▶ REQUIRED WORK: Please rewrite every line of the data below, replacing "chevron-down-icon" with "dropdown-arrow-icon" and keeping everything else unchanged. Omit the pictures from your answer.

▶ RECORDS SUPPLIED:
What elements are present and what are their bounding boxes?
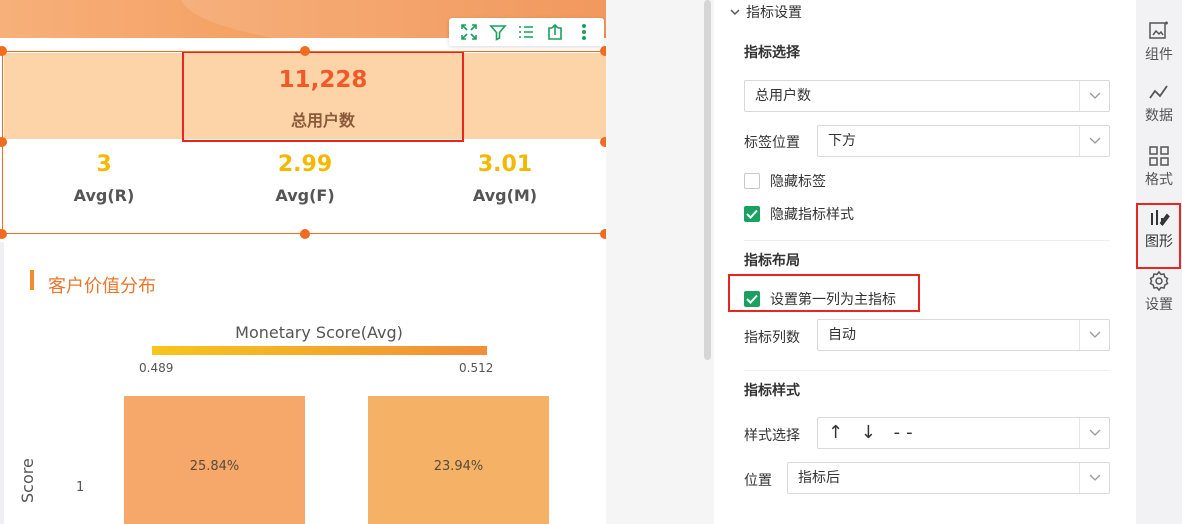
position-select[interactable]: 指标后 — [787, 462, 1110, 494]
checkmark-icon — [744, 291, 760, 307]
more-icon[interactable] — [573, 21, 595, 43]
data-icon — [1149, 85, 1168, 99]
rail-label: 设置 — [1145, 297, 1173, 313]
title-accent-bar — [30, 270, 34, 290]
legend-min: 0.489 — [139, 361, 174, 375]
label-position-select[interactable]: 下方 — [817, 125, 1110, 157]
resize-handle-n[interactable] — [300, 46, 310, 56]
select-value: 自动 — [828, 327, 856, 343]
heatmap-widget[interactable]: 客户价值分布 Monetary Score(Avg) 0.489 0.512 2… — [4, 241, 606, 524]
scroll-gutter — [606, 0, 714, 524]
rail-item-data[interactable]: 数据 — [1136, 83, 1182, 125]
indicator-select[interactable]: 总用户数 — [744, 80, 1110, 112]
hide-style-checkbox[interactable]: 隐藏指标样式 — [744, 204, 854, 224]
checkbox-label: 隐藏标签 — [770, 174, 826, 190]
settings-panel: 指标设置 指标选择 总用户数 标签位置 下方 隐藏标签 隐藏指标样式 指标布局 … — [714, 0, 1136, 524]
group-title-layout: 指标布局 — [744, 253, 800, 269]
heatmap-cell[interactable]: 25.84% — [124, 396, 305, 524]
resize-handle-s[interactable] — [300, 229, 310, 239]
group-title-style: 指标样式 — [744, 383, 800, 399]
label-position-label: 标签位置 — [744, 135, 800, 151]
row-tick-label: 1 — [76, 480, 85, 495]
group-title-indicator-select: 指标选择 — [744, 45, 800, 61]
expand-icon[interactable] — [458, 21, 480, 43]
cell-label: 23.94% — [433, 458, 484, 474]
filter-icon[interactable] — [487, 21, 509, 43]
checkbox-box — [744, 173, 760, 189]
chevron-down-icon — [1079, 126, 1109, 156]
legend-gradient-bar — [152, 346, 487, 355]
style-select-label: 样式选择 — [744, 428, 800, 444]
section-title: 指标设置 — [746, 5, 802, 21]
settings-icon — [1149, 270, 1169, 292]
resize-handle-sw[interactable] — [0, 229, 7, 239]
rail-label: 组件 — [1145, 47, 1173, 63]
rail-label: 数据 — [1145, 108, 1173, 124]
section-header[interactable]: 指标设置 — [730, 2, 802, 22]
checkbox-label: 隐藏指标样式 — [770, 207, 854, 223]
chevron-down-icon — [1079, 81, 1109, 111]
highlight-frame — [1136, 203, 1181, 269]
selection-frame — [2, 51, 606, 234]
rail-label: 格式 — [1145, 172, 1173, 188]
columns-select[interactable]: 自动 — [817, 319, 1110, 351]
select-value: 下方 — [828, 133, 856, 149]
component-icon — [1149, 21, 1168, 39]
export-icon[interactable] — [544, 21, 566, 43]
cell-label: 25.84% — [189, 458, 240, 474]
chevron-down-icon — [1079, 463, 1109, 493]
scrollbar-thumb[interactable] — [704, 0, 711, 360]
position-label: 位置 — [744, 473, 772, 489]
format-icon — [1149, 146, 1169, 166]
hide-label-checkbox[interactable]: 隐藏标签 — [744, 171, 826, 191]
heatmap-cell[interactable]: 23.94% — [368, 396, 549, 524]
rail-item-component[interactable]: 组件 — [1136, 20, 1182, 64]
widget-toolbar — [449, 18, 604, 46]
select-value: 指标后 — [798, 470, 840, 486]
chart-title: 客户价值分布 — [48, 276, 156, 297]
rail-item-format[interactable]: 格式 — [1136, 145, 1182, 189]
dashboard-canvas: 11,228 总用户数 3 Avg(R) 2.99 Avg(F) 3.01 Av… — [0, 0, 606, 524]
right-icon-rail: 组件 数据 格式 图形 设置 — [1136, 0, 1182, 524]
kpi-widget[interactable]: 11,228 总用户数 3 Avg(R) 2.99 Avg(F) 3.01 Av… — [0, 38, 606, 242]
style-select[interactable]: ↑ ↓ -- — [817, 417, 1110, 449]
checkmark-icon — [744, 206, 760, 222]
divider — [744, 370, 1110, 371]
y-axis-label: Score — [18, 458, 37, 503]
divider — [744, 240, 1110, 241]
legend-max: 0.512 — [459, 361, 494, 375]
list-icon[interactable] — [515, 21, 537, 43]
legend-title: Monetary Score(Avg) — [235, 323, 403, 342]
columns-label: 指标列数 — [744, 330, 800, 346]
select-value: 总用户数 — [755, 88, 811, 104]
select-value: ↑ ↓ -- — [828, 422, 919, 443]
first-column-main-checkbox[interactable]: 设置第一列为主指标 — [744, 289, 896, 309]
chevron-down-icon — [730, 5, 740, 21]
chevron-down-icon — [1079, 320, 1109, 350]
checkbox-label: 设置第一列为主指标 — [770, 292, 896, 308]
chevron-down-icon — [1079, 418, 1109, 448]
rail-item-settings[interactable]: 设置 — [1136, 270, 1182, 314]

▶ SOLUTION BELOW:
What elements are present and what are their bounding boxes?
position-select[interactable]: 指标后 — [787, 462, 1110, 494]
checkmark-icon — [744, 291, 760, 307]
more-icon[interactable] — [573, 21, 595, 43]
data-icon — [1149, 85, 1168, 99]
rail-label: 设置 — [1145, 297, 1173, 313]
title-accent-bar — [30, 270, 34, 290]
legend-min: 0.489 — [139, 361, 174, 375]
label-position-select[interactable]: 下方 — [817, 125, 1110, 157]
resize-handle-n[interactable] — [300, 46, 310, 56]
select-value: 自动 — [828, 327, 856, 343]
heatmap-widget[interactable]: 客户价值分布 Monetary Score(Avg) 0.489 0.512 2… — [4, 241, 606, 524]
scroll-gutter — [606, 0, 714, 524]
rail-item-data[interactable]: 数据 — [1136, 83, 1182, 125]
indicator-select[interactable]: 总用户数 — [744, 80, 1110, 112]
hide-style-checkbox[interactable]: 隐藏指标样式 — [744, 204, 854, 224]
checkbox-label: 隐藏标签 — [770, 174, 826, 190]
settings-panel: 指标设置 指标选择 总用户数 标签位置 下方 隐藏标签 隐藏指标样式 指标布局 … — [714, 0, 1136, 524]
group-title-layout: 指标布局 — [744, 253, 800, 269]
heatmap-cell[interactable]: 25.84% — [124, 396, 305, 524]
resize-handle-s[interactable] — [300, 229, 310, 239]
group-title-style: 指标样式 — [744, 383, 800, 399]
label-position-label: 标签位置 — [744, 135, 800, 151]
row-tick-label: 1 — [76, 480, 85, 495]
group-title-indicator-select: 指标选择 — [744, 45, 800, 61]
expand-icon[interactable] — [458, 21, 480, 43]
cell-label: 23.94% — [433, 458, 484, 474]
filter-icon[interactable] — [487, 21, 509, 43]
checkbox-box — [744, 173, 760, 189]
dropdown-arrow-icon — [1079, 126, 1109, 156]
legend-gradient-bar — [152, 346, 487, 355]
style-select-label: 样式选择 — [744, 428, 800, 444]
section-title: 指标设置 — [746, 5, 802, 21]
settings-icon — [1149, 270, 1169, 292]
resize-handle-sw[interactable] — [0, 229, 7, 239]
rail-label: 组件 — [1145, 47, 1173, 63]
rail-label: 数据 — [1145, 108, 1173, 124]
section-header[interactable]: 指标设置 — [730, 2, 802, 22]
checkbox-label: 隐藏指标样式 — [770, 207, 854, 223]
dropdown-arrow-icon — [1079, 81, 1109, 111]
highlight-frame — [1136, 203, 1181, 269]
selection-frame — [2, 51, 606, 234]
rail-label: 格式 — [1145, 172, 1173, 188]
columns-select[interactable]: 自动 — [817, 319, 1110, 351]
select-value: 下方 — [828, 133, 856, 149]
component-icon — [1149, 21, 1168, 39]
export-icon[interactable] — [544, 21, 566, 43]
cell-label: 25.84% — [189, 458, 240, 474]
dropdown-arrow-icon — [1079, 463, 1109, 493]
scrollbar-thumb[interactable] — [704, 0, 711, 360]
position-label: 位置 — [744, 473, 772, 489]
format-icon — [1149, 146, 1169, 166]
hide-label-checkbox[interactable]: 隐藏标签 — [744, 171, 826, 191]
heatmap-cell[interactable]: 23.94% — [368, 396, 549, 524]
rail-item-component[interactable]: 组件 — [1136, 20, 1182, 64]
widget-toolbar — [449, 18, 604, 46]
select-value: 指标后 — [798, 470, 840, 486]
chart-title: 客户价值分布 — [48, 276, 156, 297]
rail-item-format[interactable]: 格式 — [1136, 145, 1182, 189]
dashboard-canvas: 11,228 总用户数 3 Avg(R) 2.99 Avg(F) 3.01 Av… — [0, 0, 606, 524]
right-icon-rail: 组件 数据 格式 图形 设置 — [1136, 0, 1182, 524]
kpi-widget[interactable]: 11,228 总用户数 3 Avg(R) 2.99 Avg(F) 3.01 Av… — [0, 38, 606, 242]
style-select[interactable]: ↑ ↓ -- — [817, 417, 1110, 449]
checkmark-icon — [744, 206, 760, 222]
divider — [744, 370, 1110, 371]
y-axis-label: Score — [18, 458, 37, 503]
divider — [744, 240, 1110, 241]
legend-max: 0.512 — [459, 361, 494, 375]
list-icon[interactable] — [515, 21, 537, 43]
legend-title: Monetary Score(Avg) — [235, 323, 403, 342]
columns-label: 指标列数 — [744, 330, 800, 346]
select-value: 总用户数 — [755, 88, 811, 104]
select-value: ↑ ↓ -- — [828, 422, 919, 443]
first-column-main-checkbox[interactable]: 设置第一列为主指标 — [744, 289, 896, 309]
dropdown-arrow-icon — [730, 5, 740, 21]
dropdown-arrow-icon — [1079, 320, 1109, 350]
checkbox-label: 设置第一列为主指标 — [770, 292, 896, 308]
dropdown-arrow-icon — [1079, 418, 1109, 448]
rail-item-settings[interactable]: 设置 — [1136, 270, 1182, 314]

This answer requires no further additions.